**Your objective**
Quote, without change, all of the lines that follow.

Saved entries:
++++

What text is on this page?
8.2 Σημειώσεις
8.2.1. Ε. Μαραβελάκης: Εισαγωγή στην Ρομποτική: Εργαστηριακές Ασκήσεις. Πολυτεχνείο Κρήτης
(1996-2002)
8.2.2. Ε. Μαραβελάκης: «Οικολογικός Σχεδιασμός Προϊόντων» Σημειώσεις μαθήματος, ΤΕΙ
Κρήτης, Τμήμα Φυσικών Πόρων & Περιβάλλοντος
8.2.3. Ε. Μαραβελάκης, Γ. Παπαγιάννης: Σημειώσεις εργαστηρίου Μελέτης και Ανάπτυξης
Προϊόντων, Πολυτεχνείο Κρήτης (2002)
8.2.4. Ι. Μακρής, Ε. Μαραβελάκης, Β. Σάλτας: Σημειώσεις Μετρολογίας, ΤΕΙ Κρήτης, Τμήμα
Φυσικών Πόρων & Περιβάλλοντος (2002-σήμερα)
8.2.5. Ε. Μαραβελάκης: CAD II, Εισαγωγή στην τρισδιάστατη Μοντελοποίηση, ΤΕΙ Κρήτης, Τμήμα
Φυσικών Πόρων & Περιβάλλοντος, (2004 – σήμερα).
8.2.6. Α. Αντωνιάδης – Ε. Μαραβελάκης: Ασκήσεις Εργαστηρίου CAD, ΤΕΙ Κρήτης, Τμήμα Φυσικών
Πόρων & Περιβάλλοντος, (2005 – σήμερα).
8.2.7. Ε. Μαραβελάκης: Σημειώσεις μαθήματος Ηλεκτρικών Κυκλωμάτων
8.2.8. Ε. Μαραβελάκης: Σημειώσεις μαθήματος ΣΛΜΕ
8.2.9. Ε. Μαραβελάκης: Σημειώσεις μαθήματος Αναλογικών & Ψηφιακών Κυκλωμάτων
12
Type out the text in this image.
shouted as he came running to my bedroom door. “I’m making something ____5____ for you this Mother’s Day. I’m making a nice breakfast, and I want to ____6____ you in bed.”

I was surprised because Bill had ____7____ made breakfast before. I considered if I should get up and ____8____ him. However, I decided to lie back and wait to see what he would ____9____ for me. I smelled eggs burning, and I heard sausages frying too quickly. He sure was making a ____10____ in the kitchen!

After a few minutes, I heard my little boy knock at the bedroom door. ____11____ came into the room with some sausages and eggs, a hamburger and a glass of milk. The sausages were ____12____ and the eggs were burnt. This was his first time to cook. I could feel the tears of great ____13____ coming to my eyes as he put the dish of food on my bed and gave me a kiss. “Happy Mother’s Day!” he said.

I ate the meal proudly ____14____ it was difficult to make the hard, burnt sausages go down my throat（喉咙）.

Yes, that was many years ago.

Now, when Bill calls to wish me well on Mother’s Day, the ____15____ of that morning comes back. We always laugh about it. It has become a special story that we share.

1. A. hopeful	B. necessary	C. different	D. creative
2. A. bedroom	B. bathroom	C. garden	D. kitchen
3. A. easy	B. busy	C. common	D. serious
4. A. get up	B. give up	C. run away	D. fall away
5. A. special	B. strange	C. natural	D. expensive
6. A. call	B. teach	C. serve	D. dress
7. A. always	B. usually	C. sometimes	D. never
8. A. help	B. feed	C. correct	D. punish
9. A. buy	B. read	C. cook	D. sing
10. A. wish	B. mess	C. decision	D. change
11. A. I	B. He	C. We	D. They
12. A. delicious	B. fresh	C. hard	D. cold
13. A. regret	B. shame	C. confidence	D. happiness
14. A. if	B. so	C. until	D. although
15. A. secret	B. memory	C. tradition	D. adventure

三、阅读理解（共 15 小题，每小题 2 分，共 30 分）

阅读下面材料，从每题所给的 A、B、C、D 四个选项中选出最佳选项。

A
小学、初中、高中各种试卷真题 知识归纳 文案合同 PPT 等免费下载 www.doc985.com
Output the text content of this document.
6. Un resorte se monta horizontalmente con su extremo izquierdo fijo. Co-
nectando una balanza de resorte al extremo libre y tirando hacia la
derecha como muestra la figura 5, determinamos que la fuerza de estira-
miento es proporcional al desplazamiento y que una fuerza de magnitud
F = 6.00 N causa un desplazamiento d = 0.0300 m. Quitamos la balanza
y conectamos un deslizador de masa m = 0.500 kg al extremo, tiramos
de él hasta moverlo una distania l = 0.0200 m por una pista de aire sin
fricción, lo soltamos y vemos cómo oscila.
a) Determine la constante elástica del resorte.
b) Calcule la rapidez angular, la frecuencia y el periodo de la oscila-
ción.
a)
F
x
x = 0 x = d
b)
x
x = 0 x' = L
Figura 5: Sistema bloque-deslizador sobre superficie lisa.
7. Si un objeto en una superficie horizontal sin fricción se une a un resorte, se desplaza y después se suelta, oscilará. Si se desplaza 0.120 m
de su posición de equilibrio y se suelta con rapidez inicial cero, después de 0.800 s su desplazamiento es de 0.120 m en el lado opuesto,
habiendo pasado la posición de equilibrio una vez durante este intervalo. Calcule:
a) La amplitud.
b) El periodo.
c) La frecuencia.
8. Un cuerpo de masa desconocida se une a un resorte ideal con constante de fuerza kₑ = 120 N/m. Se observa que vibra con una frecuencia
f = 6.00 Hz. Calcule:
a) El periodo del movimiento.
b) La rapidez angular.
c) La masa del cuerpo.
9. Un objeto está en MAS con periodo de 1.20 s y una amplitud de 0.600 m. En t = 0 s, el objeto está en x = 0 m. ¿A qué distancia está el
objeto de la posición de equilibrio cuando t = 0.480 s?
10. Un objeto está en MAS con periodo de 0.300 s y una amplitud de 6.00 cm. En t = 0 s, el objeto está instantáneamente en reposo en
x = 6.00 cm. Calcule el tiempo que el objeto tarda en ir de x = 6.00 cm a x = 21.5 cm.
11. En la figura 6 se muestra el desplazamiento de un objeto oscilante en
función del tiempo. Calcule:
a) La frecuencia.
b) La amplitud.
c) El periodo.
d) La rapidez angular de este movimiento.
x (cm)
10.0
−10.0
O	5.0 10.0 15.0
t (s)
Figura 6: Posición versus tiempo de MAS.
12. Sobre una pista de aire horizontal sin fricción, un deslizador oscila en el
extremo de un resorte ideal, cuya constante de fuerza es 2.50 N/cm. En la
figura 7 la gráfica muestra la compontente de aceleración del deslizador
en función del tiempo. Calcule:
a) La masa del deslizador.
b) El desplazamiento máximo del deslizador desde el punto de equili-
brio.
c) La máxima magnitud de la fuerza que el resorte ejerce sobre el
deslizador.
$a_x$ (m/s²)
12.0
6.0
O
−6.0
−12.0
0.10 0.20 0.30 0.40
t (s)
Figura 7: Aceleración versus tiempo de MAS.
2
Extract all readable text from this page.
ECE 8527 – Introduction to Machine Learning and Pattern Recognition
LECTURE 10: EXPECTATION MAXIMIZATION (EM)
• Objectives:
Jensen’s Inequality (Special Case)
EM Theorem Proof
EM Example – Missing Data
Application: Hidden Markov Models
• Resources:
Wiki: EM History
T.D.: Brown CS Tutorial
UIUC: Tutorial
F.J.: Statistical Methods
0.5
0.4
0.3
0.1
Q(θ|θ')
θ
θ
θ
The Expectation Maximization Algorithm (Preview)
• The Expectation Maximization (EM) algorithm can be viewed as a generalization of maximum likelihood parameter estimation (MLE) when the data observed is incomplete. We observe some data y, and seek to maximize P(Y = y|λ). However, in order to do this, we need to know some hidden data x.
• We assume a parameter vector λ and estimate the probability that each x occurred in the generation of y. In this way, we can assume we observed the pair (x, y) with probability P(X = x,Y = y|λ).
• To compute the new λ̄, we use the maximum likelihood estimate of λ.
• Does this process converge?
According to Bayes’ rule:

++++

**Response below**
What text is on this page?
8.2 Σημειώσεις
8.2.1. Ε. Μαραβελάκης: Εισαγωγή στην Ρομποτική: Εργαστηριακές Ασκήσεις. Πολυτεχνείο Κρήτης
(1996-2002)
8.2.2. Ε. Μαραβελάκης: «Οικολογικός Σχεδιασμός Προϊόντων» Σημειώσεις μαθήματος, ΤΕΙ
Κρήτης, Τμήμα Φυσικών Πόρων & Περιβάλλοντος
8.2.3. Ε. Μαραβελάκης, Γ. Παπαγιάννης: Σημειώσεις εργαστηρίου Μελέτης και Ανάπτυξης
Προϊόντων, Πολυτεχνείο Κρήτης (2002)
8.2.4. Ι. Μακρής, Ε. Μαραβελάκης, Β. Σάλτας: Σημειώσεις Μετρολογίας, ΤΕΙ Κρήτης, Τμήμα
Φυσικών Πόρων & Περιβάλλοντος (2002-σήμερα)
8.2.5. Ε. Μαραβελάκης: CAD II, Εισαγωγή στην τρισδιάστατη Μοντελοποίηση, ΤΕΙ Κρήτης, Τμήμα
Φυσικών Πόρων & Περιβάλλοντος, (2004 – σήμερα).
8.2.6. Α. Αντωνιάδης – Ε. Μαραβελάκης: Ασκήσεις Εργαστηρίου CAD, ΤΕΙ Κρήτης, Τμήμα Φυσικών
Πόρων & Περιβάλλοντος, (2005 – σήμερα).
8.2.7. Ε. Μαραβελάκης: Σημειώσεις μαθήματος Ηλεκτρικών Κυκλωμάτων
8.2.8. Ε. Μαραβελάκης: Σημειώσεις μαθήματος ΣΛΜΕ
8.2.9. Ε. Μαραβελάκης: Σημειώσεις μαθήματος Αναλογικών & Ψηφιακών Κυκλωμάτων
12
Type out the text in this image.
shouted as he came running to my bedroom door. “I’m making something ____5____ for you this Mother’s Day. I’m making a nice breakfast, and I want to ____6____ you in bed.”

I was surprised because Bill had ____7____ made breakfast before. I considered if I should get up and ____8____ him. However, I decided to lie back and wait to see what he would ____9____ for me. I smelled eggs burning, and I heard sausages frying too quickly. He sure was making a ____10____ in the kitchen!

After a few minutes, I heard my little boy knock at the bedroom door. ____11____ came into the room with some sausages and eggs, a hamburger and a glass of milk. The sausages were ____12____ and the eggs were burnt. This was his first time to cook. I could feel the tears of great ____13____ coming to my eyes as he put the dish of food on my bed and gave me a kiss. “Happy Mother’s Day!” he said.

I ate the meal proudly ____14____ it was difficult to make the hard, burnt sausages go down my throat（喉咙）.

Yes, that was many years ago.

Now, when Bill calls to wish me well on Mother’s Day, the ____15____ of that morning comes back. We always laugh about it. It has become a special story that we share.

1. A. hopeful	B. necessary	C. different	D. creative
2. A. bedroom	B. bathroom	C. garden	D. kitchen
3. A. easy	B. busy	C. common	D. serious
4. A. get up	B. give up	C. run away	D. fall away
5. A. special	B. strange	C. natural	D. expensive
6. A. call	B. teach	C. serve	D. dress
7. A. always	B. usually	C. sometimes	D. never
8. A. help	B. feed	C. correct	D. punish
9. A. buy	B. read	C. cook	D. sing
10. A. wish	B. mess	C. decision	D. change
11. A. I	B. He	C. We	D. They
12. A. delicious	B. fresh	C. hard	D. cold
13. A. regret	B. shame	C. confidence	D. happiness
14. A. if	B. so	C. until	D. although
15. A. secret	B. memory	C. tradition	D. adventure

三、阅读理解（共 15 小题，每小题 2 分，共 30 分）

阅读下面材料，从每题所给的 A、B、C、D 四个选项中选出最佳选项。

A
小学、初中、高中各种试卷真题 知识归纳 文案合同 PPT 等免费下载 www.doc985.com
Output the text content of this document.
6. Un resorte se monta horizontalmente con su extremo izquierdo fijo. Co-
nectando una balanza de resorte al extremo libre y tirando hacia la
derecha como muestra la figura 5, determinamos que la fuerza de estira-
miento es proporcional al desplazamiento y que una fuerza de magnitud
F = 6.00 N causa un desplazamiento d = 0.0300 m. Quitamos la balanza
y conectamos un deslizador de masa m = 0.500 kg al extremo, tiramos
de él hasta moverlo una distania l = 0.0200 m por una pista de aire sin
fricción, lo soltamos y vemos cómo oscila.
a) Determine la constante elástica del resorte.
b) Calcule la rapidez angular, la frecuencia y el periodo de la oscila-
ción.
a)
F
x
x = 0 x = d
b)
x
x = 0 x' = L
Figura 5: Sistema bloque-deslizador sobre superficie lisa.
7. Si un objeto en una superficie horizontal sin fricción se une a un resorte, se desplaza y después se suelta, oscilará. Si se desplaza 0.120 m
de su posición de equilibrio y se suelta con rapidez inicial cero, después de 0.800 s su desplazamiento es de 0.120 m en el lado opuesto,
habiendo pasado la posición de equilibrio una vez durante este intervalo. Calcule:
a) La amplitud.
b) El periodo.
c) La frecuencia.
8. Un cuerpo de masa desconocida se une a un resorte ideal con constante de fuerza kₑ = 120 N/m. Se observa que vibra con una frecuencia
f = 6.00 Hz. Calcule:
a) El periodo del movimiento.
b) La rapidez angular.
c) La masa del cuerpo.
9. Un objeto está en MAS con periodo de 1.20 s y una amplitud de 0.600 m. En t = 0 s, el objeto está en x = 0 m. ¿A qué distancia está el
objeto de la posición de equilibrio cuando t = 0.480 s?
10. Un objeto está en MAS con periodo de 0.300 s y una amplitud de 6.00 cm. En t = 0 s, el objeto está instantáneamente en reposo en
x = 6.00 cm. Calcule el tiempo que el objeto tarda en ir de x = 6.00 cm a x = 21.5 cm.
11. En la figura 6 se muestra el desplazamiento de un objeto oscilante en
función del tiempo. Calcule:
a) La frecuencia.
b) La amplitud.
c) El periodo.
d) La rapidez angular de este movimiento.
x (cm)
10.0
−10.0
O	5.0 10.0 15.0
t (s)
Figura 6: Posición versus tiempo de MAS.
12. Sobre una pista de aire horizontal sin fricción, un deslizador oscila en el
extremo de un resorte ideal, cuya constante de fuerza es 2.50 N/cm. En la
figura 7 la gráfica muestra la compontente de aceleración del deslizador
en función del tiempo. Calcule:
a) La masa del deslizador.
b) El desplazamiento máximo del deslizador desde el punto de equili-
brio.
c) La máxima magnitud de la fuerza que el resorte ejerce sobre el
deslizador.
$a_x$ (m/s²)
12.0
6.0
O
−6.0
−12.0
0.10 0.20 0.30 0.40
t (s)
Figura 7: Aceleración versus tiempo de MAS.
2
Extract all readable text from this page.
ECE 8527 – Introduction to Machine Learning and Pattern Recognition
LECTURE 10: EXPECTATION MAXIMIZATION (EM)
• Objectives:
Jensen’s Inequality (Special Case)
EM Theorem Proof
EM Example – Missing Data
Application: Hidden Markov Models
• Resources:
Wiki: EM History
T.D.: Brown CS Tutorial
UIUC: Tutorial
F.J.: Statistical Methods
0.5
0.4
0.3
0.1
Q(θ|θ')
θ
θ
θ
The Expectation Maximization Algorithm (Preview)
• The Expectation Maximization (EM) algorithm can be viewed as a generalization of maximum likelihood parameter estimation (MLE) when the data observed is incomplete. We observe some data y, and seek to maximize P(Y = y|λ). However, in order to do this, we need to know some hidden data x.
• We assume a parameter vector λ and estimate the probability that each x occurred in the generation of y. In this way, we can assume we observed the pair (x, y) with probability P(X = x,Y = y|λ).
• To compute the new λ̄, we use the maximum likelihood estimate of λ.
• Does this process converge?
According to Bayes’ rule:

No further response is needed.